§ **Data entries for graphics**

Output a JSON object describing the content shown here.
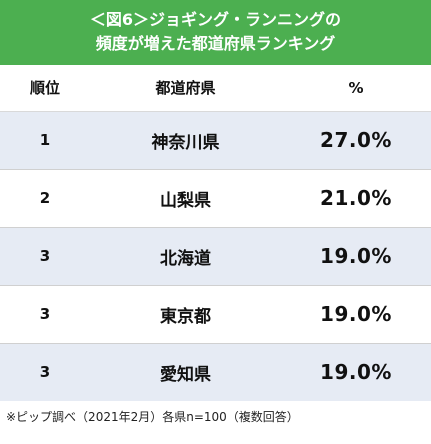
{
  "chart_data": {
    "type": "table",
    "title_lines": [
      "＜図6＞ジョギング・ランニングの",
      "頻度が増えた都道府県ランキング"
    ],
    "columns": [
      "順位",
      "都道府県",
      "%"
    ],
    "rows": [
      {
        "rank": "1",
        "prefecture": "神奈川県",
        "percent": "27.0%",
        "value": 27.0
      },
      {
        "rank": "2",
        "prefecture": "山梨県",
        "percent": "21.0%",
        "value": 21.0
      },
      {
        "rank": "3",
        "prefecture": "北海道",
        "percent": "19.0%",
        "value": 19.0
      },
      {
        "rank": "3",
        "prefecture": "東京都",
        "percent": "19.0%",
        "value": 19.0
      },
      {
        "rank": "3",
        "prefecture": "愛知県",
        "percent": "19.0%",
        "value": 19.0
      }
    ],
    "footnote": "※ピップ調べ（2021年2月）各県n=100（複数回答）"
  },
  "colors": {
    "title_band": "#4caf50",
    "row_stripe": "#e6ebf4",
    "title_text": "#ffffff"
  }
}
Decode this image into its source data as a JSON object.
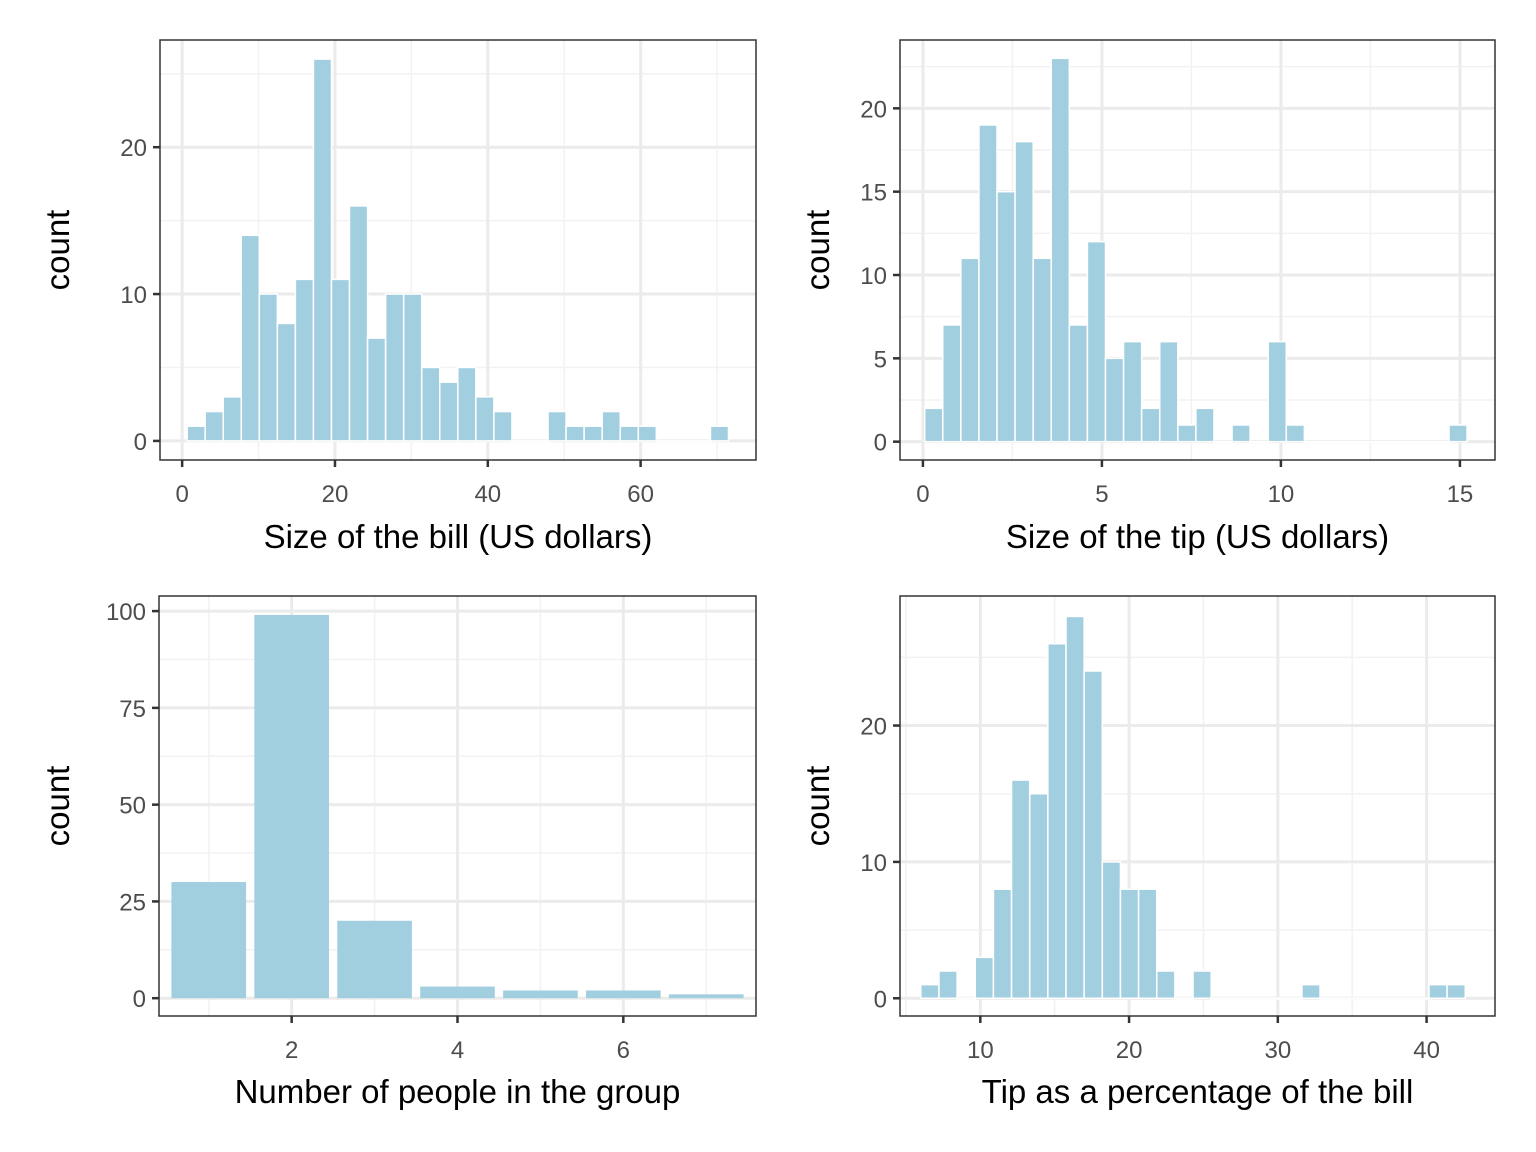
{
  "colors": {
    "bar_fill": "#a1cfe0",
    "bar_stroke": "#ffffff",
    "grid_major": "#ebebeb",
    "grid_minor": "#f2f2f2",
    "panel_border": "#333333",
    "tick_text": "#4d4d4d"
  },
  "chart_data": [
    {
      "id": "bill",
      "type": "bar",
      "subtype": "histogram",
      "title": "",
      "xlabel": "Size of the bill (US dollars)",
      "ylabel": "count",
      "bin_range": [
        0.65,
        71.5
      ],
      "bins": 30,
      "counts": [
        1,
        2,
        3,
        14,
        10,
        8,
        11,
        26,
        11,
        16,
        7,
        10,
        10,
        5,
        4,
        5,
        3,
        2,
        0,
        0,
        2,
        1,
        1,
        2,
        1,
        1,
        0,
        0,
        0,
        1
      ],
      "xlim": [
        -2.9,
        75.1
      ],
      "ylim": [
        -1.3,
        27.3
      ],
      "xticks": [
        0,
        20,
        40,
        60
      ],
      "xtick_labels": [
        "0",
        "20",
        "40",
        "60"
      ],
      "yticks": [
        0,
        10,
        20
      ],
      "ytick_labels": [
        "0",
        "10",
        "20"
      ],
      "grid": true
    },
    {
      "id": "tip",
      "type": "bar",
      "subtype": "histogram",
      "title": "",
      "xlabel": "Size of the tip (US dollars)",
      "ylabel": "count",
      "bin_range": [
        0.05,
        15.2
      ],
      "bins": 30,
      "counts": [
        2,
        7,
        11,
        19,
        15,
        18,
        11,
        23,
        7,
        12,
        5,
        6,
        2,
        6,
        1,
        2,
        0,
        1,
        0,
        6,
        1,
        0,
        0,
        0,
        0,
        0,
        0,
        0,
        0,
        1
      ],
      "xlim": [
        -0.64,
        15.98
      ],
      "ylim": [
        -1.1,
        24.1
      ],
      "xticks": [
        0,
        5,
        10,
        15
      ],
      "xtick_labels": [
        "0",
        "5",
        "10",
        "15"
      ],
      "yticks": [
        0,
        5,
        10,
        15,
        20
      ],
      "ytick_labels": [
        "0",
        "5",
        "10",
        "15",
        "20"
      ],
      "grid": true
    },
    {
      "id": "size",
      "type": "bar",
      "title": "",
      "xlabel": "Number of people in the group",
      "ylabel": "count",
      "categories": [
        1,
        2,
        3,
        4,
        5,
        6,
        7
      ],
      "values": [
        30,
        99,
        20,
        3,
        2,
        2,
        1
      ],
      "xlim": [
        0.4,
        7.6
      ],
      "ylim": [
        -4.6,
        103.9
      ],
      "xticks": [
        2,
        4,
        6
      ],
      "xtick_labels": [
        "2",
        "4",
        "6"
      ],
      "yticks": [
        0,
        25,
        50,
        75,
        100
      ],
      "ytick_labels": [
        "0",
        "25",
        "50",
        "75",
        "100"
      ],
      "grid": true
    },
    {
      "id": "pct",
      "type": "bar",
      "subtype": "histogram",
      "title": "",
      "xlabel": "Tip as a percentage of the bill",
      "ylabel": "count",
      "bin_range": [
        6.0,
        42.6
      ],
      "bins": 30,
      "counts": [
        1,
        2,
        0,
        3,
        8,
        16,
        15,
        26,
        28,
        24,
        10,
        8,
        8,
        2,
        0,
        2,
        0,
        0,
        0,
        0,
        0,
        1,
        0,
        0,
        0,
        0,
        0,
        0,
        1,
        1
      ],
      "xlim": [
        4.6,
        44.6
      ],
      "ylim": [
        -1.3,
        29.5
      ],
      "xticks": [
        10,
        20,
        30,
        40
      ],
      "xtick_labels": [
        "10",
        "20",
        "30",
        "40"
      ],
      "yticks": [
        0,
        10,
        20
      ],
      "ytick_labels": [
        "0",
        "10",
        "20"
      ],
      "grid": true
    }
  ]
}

§ **Directions for this task**
State how many lines of the material contain the string "dollars", with no other words.

§ **Response below**
2